= Prompt =
Reproduce all of the material exactly as shown.

Data items
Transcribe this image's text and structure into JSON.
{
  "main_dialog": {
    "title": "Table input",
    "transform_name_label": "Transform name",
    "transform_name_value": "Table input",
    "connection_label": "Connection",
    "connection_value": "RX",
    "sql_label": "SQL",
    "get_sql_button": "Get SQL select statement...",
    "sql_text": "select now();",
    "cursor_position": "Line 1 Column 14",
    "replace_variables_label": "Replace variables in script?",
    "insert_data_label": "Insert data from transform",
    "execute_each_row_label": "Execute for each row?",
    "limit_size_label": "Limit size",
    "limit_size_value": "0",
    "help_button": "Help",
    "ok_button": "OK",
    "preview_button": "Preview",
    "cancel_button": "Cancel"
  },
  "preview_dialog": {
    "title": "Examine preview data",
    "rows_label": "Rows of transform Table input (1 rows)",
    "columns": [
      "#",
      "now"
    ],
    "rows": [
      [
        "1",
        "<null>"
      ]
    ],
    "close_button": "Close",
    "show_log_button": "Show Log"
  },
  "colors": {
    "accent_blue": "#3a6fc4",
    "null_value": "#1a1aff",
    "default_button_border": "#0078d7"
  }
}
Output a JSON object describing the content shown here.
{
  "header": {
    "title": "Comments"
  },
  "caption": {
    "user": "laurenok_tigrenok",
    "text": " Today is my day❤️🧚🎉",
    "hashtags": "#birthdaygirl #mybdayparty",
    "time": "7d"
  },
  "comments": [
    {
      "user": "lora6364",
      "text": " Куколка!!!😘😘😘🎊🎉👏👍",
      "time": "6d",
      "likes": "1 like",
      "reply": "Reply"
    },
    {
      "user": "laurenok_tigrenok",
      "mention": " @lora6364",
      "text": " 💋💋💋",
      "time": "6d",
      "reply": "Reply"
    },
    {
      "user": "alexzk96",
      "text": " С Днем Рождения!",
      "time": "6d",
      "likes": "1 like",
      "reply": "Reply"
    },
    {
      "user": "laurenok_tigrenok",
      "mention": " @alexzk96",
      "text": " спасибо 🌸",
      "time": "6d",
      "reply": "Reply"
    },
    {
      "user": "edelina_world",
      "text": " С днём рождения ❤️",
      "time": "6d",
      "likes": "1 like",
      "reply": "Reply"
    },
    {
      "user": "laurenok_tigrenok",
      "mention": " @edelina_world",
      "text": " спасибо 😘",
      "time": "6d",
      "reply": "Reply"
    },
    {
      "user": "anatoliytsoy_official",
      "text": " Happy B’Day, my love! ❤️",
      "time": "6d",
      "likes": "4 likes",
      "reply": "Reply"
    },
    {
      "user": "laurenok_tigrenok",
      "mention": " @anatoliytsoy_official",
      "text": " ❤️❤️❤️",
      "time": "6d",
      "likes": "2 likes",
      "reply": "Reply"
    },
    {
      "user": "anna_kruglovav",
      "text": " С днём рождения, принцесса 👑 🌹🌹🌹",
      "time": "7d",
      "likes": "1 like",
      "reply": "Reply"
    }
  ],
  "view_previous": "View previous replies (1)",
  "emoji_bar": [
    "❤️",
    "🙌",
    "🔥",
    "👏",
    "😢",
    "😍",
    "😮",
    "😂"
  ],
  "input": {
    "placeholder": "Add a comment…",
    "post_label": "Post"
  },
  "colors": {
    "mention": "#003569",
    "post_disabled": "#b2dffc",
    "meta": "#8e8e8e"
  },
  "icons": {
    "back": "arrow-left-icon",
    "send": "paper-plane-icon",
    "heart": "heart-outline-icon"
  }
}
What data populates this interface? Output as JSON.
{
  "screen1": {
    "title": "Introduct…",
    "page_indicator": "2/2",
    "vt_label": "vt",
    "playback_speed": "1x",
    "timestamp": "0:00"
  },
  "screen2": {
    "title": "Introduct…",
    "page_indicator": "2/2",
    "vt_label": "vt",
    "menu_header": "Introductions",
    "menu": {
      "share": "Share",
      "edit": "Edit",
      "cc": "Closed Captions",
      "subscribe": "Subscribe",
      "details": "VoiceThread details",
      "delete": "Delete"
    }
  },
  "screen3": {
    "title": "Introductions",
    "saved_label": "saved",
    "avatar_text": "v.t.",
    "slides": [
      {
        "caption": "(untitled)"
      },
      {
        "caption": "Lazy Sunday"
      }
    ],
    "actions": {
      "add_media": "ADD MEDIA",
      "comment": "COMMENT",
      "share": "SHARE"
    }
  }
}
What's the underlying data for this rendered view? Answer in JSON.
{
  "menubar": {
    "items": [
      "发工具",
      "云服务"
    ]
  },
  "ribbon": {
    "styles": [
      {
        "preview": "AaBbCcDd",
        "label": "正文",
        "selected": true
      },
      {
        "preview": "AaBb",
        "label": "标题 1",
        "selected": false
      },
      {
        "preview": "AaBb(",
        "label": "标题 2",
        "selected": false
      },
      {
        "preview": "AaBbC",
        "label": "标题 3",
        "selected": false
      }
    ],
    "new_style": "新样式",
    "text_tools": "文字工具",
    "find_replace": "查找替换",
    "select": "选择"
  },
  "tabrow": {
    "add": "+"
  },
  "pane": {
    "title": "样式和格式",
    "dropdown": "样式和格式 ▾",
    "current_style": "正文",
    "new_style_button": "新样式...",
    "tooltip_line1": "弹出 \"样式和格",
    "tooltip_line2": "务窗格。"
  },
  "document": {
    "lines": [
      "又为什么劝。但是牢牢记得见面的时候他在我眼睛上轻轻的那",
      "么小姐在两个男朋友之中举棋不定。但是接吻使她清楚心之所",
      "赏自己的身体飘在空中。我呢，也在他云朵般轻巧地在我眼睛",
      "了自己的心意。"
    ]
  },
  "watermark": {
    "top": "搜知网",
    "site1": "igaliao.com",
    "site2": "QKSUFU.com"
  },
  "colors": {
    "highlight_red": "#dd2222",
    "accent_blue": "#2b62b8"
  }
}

= Written solution =
Transcribe this image's text and structure into JSON.
{
  "main_dialog": {
    "title": "Table input",
    "transform_name_label": "Transform name",
    "transform_name_value": "Table input",
    "connection_label": "Connection",
    "connection_value": "RX",
    "sql_label": "SQL",
    "get_sql_button": "Get SQL select statement...",
    "sql_text": "select now();",
    "cursor_position": "Line 1 Column 14",
    "replace_variables_label": "Replace variables in script?",
    "insert_data_label": "Insert data from transform",
    "execute_each_row_label": "Execute for each row?",
    "limit_size_label": "Limit size",
    "limit_size_value": "0",
    "help_button": "Help",
    "ok_button": "OK",
    "preview_button": "Preview",
    "cancel_button": "Cancel"
  },
  "preview_dialog": {
    "title": "Examine preview data",
    "rows_label": "Rows of transform Table input (1 rows)",
    "columns": [
      "#",
      "now"
    ],
    "rows": [
      [
        "1",
        "<null>"
      ]
    ],
    "close_button": "Close",
    "show_log_button": "Show Log"
  },
  "colors": {
    "accent_blue": "#3a6fc4",
    "null_value": "#1a1aff",
    "default_button_border": "#0078d7"
  }
}
Output a JSON object describing the content shown here.
{
  "header": {
    "title": "Comments"
  },
  "caption": {
    "user": "laurenok_tigrenok",
    "text": " Today is my day❤️🧚🎉",
    "hashtags": "#birthdaygirl #mybdayparty",
    "time": "7d"
  },
  "comments": [
    {
      "user": "lora6364",
      "text": " Куколка!!!😘😘😘🎊🎉👏👍",
      "time": "6d",
      "likes": "1 like",
      "reply": "Reply"
    },
    {
      "user": "laurenok_tigrenok",
      "mention": " @lora6364",
      "text": " 💋💋💋",
      "time": "6d",
      "reply": "Reply"
    },
    {
      "user": "alexzk96",
      "text": " С Днем Рождения!",
      "time": "6d",
      "likes": "1 like",
      "reply": "Reply"
    },
    {
      "user": "laurenok_tigrenok",
      "mention": " @alexzk96",
      "text": " спасибо 🌸",
      "time": "6d",
      "reply": "Reply"
    },
    {
      "user": "edelina_world",
      "text": " С днём рождения ❤️",
      "time": "6d",
      "likes": "1 like",
      "reply": "Reply"
    },
    {
      "user": "laurenok_tigrenok",
      "mention": " @edelina_world",
      "text": " спасибо 😘",
      "time": "6d",
      "reply": "Reply"
    },
    {
      "user": "anatoliytsoy_official",
      "text": " Happy B’Day, my love! ❤️",
      "time": "6d",
      "likes": "4 likes",
      "reply": "Reply"
    },
    {
      "user": "laurenok_tigrenok",
      "mention": " @anatoliytsoy_official",
      "text": " ❤️❤️❤️",
      "time": "6d",
      "likes": "2 likes",
      "reply": "Reply"
    },
    {
      "user": "anna_kruglovav",
      "text": " С днём рождения, принцесса 👑 🌹🌹🌹",
      "time": "7d",
      "likes": "1 like",
      "reply": "Reply"
    }
  ],
  "view_previous": "View previous replies (1)",
  "emoji_bar": [
    "❤️",
    "🙌",
    "🔥",
    "👏",
    "😢",
    "😍",
    "😮",
    "😂"
  ],
  "input": {
    "placeholder": "Add a comment…",
    "post_label": "Post"
  },
  "colors": {
    "mention": "#003569",
    "post_disabled": "#b2dffc",
    "meta": "#8e8e8e"
  },
  "icons": {
    "back": "arrow-left-icon",
    "send": "paper-plane-icon",
    "heart": "heart-outline-icon"
  }
}
What data populates this interface? Output as JSON.
{
  "screen1": {
    "title": "Introduct…",
    "page_indicator": "2/2",
    "vt_label": "vt",
    "playback_speed": "1x",
    "timestamp": "0:00"
  },
  "screen2": {
    "title": "Introduct…",
    "page_indicator": "2/2",
    "vt_label": "vt",
    "menu_header": "Introductions",
    "menu": {
      "share": "Share",
      "edit": "Edit",
      "cc": "Closed Captions",
      "subscribe": "Subscribe",
      "details": "VoiceThread details",
      "delete": "Delete"
    }
  },
  "screen3": {
    "title": "Introductions",
    "saved_label": "saved",
    "avatar_text": "v.t.",
    "slides": [
      {
        "caption": "(untitled)"
      },
      {
        "caption": "Lazy Sunday"
      }
    ],
    "actions": {
      "add_media": "ADD MEDIA",
      "comment": "COMMENT",
      "share": "SHARE"
    }
  }
}
What's the underlying data for this rendered view? Answer in JSON.
{
  "menubar": {
    "items": [
      "发工具",
      "云服务"
    ]
  },
  "ribbon": {
    "styles": [
      {
        "preview": "AaBbCcDd",
        "label": "正文",
        "selected": true
      },
      {
        "preview": "AaBb",
        "label": "标题 1",
        "selected": false
      },
      {
        "preview": "AaBb(",
        "label": "标题 2",
        "selected": false
      },
      {
        "preview": "AaBbC",
        "label": "标题 3",
        "selected": false
      }
    ],
    "new_style": "新样式",
    "text_tools": "文字工具",
    "find_replace": "查找替换",
    "select": "选择"
  },
  "tabrow": {
    "add": "+"
  },
  "pane": {
    "title": "样式和格式",
    "dropdown": "样式和格式 ▾",
    "current_style": "正文",
    "new_style_button": "新样式...",
    "tooltip_line1": "弹出 \"样式和格",
    "tooltip_line2": "务窗格。"
  },
  "document": {
    "lines": [
      "又为什么劝。但是牢牢记得见面的时候他在我眼睛上轻轻的那",
      "么小姐在两个男朋友之中举棋不定。但是接吻使她清楚心之所",
      "赏自己的身体飘在空中。我呢，也在他云朵般轻巧地在我眼睛",
      "了自己的心意。"
    ]
  },
  "watermark": {
    "top": "搜知网",
    "site1": "igaliao.com",
    "site2": "QKSUFU.com"
  },
  "colors": {
    "highlight_red": "#dd2222",
    "accent_blue": "#2b62b8"
  }
}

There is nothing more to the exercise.